Enumera, por favor, todas las personas que el fragmento sobre la guerra en Ucrania menciona por su nombre.
··· Extracto de la página
Se necesita mucho más, y cuanto antes. Ante una violación tan flagrante de las normas, es lícito emprender acciones conjuntas para proteger Ucrania y los derechos fundamentales de su población, con el suministro de material militar, medidas para impedir que Rusia utilice su aviación y, en última instancia, con soldados sobre el terreno para imponer zonas seguras, trazar límites e impedir que Rusia los atraviese.
También hay que tener en cuenta la cuestión de la criminalidad, aunque las etiquetas de ese tipo no me hacen muy feliz. El uso de la fuerza militar por parte de Putin es un crimen de agresión, una guerra ilegal, un concepto que se creó en Núremberg con el nombre de “crímenes contra la paz”. Las imágenes espantosas que hemos visto parecen mostrar que hay ataques dirigidos contra la población civil, lo cual constituye un crimen de guerra, y bien podría ser también contra la humanidad (un concepto legal cuyo origen, como el del término genocidio, se remonta precisamente a la ciudad de Leópolis). La Corte Penal Internacional —hija del Tribunal de Núremberg— tiene competencia sobre algunos de los crímenes cometidos en territorio ucranio (los crímenes de guerra y de lesa humanidad, pero no el de agresión). Los rusos están sujetos a su jurisdicción, y el hecho de que Putin sea presidente no le confiere inmunidad. El fiscal de la CPI, Karim Khan, está facultado para abrir una investigación formal y, si las pruebas lo avalan y los jueces lo autorizan, proceder a la acusación y al enjuiciamiento.
Sin embargo, la CPI tiene una laguna, ya que su jurisdicción aún no se extiende al crimen de agresión perpetrado en el territorio de Ucrania. ¿Por qué no crear un tribunal penal internacional dedicado a investigar a Putin y sus acólitos por este crimen? Después de todo, fue un jurista soviético, Aron Trainin, quien hizo gran parte del trabajo de campo para introducir los “crímenes contra la paz” en el derecho internacional. Como ha señalado Francine Hirsch en su libro Soviet Judgment at Nuremberg, fueron en gran medida las ideas de Trainin las que convencieron a los estadounidenses y a los británicos para que incluyeran los “crímenes contra la paz” en el Estatuto de Núremberg y en los autos de acusación contra los alemanes enjuiciados.
······
··· Información mostrada
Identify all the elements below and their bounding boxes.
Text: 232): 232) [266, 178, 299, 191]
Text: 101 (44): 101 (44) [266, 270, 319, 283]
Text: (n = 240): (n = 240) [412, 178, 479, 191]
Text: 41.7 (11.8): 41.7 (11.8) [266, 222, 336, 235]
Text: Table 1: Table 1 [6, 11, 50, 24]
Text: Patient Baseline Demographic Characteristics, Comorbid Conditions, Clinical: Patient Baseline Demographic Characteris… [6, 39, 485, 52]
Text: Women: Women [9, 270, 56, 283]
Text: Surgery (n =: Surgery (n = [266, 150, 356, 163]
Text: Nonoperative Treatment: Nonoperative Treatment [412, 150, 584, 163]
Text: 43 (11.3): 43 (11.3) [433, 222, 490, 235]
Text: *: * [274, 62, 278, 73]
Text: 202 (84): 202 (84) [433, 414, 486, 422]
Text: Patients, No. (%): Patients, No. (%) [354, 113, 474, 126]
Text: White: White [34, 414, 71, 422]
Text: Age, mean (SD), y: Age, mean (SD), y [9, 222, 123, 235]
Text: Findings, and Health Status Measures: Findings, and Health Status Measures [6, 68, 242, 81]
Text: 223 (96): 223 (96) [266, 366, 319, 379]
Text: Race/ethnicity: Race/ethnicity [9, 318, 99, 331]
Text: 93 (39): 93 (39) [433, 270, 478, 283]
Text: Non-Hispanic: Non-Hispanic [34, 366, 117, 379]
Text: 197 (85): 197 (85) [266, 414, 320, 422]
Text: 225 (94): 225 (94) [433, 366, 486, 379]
······
[Resultado del ejercicio]
- Putin
- Karim Khan
- Aron Trainin
- Francine Hirsch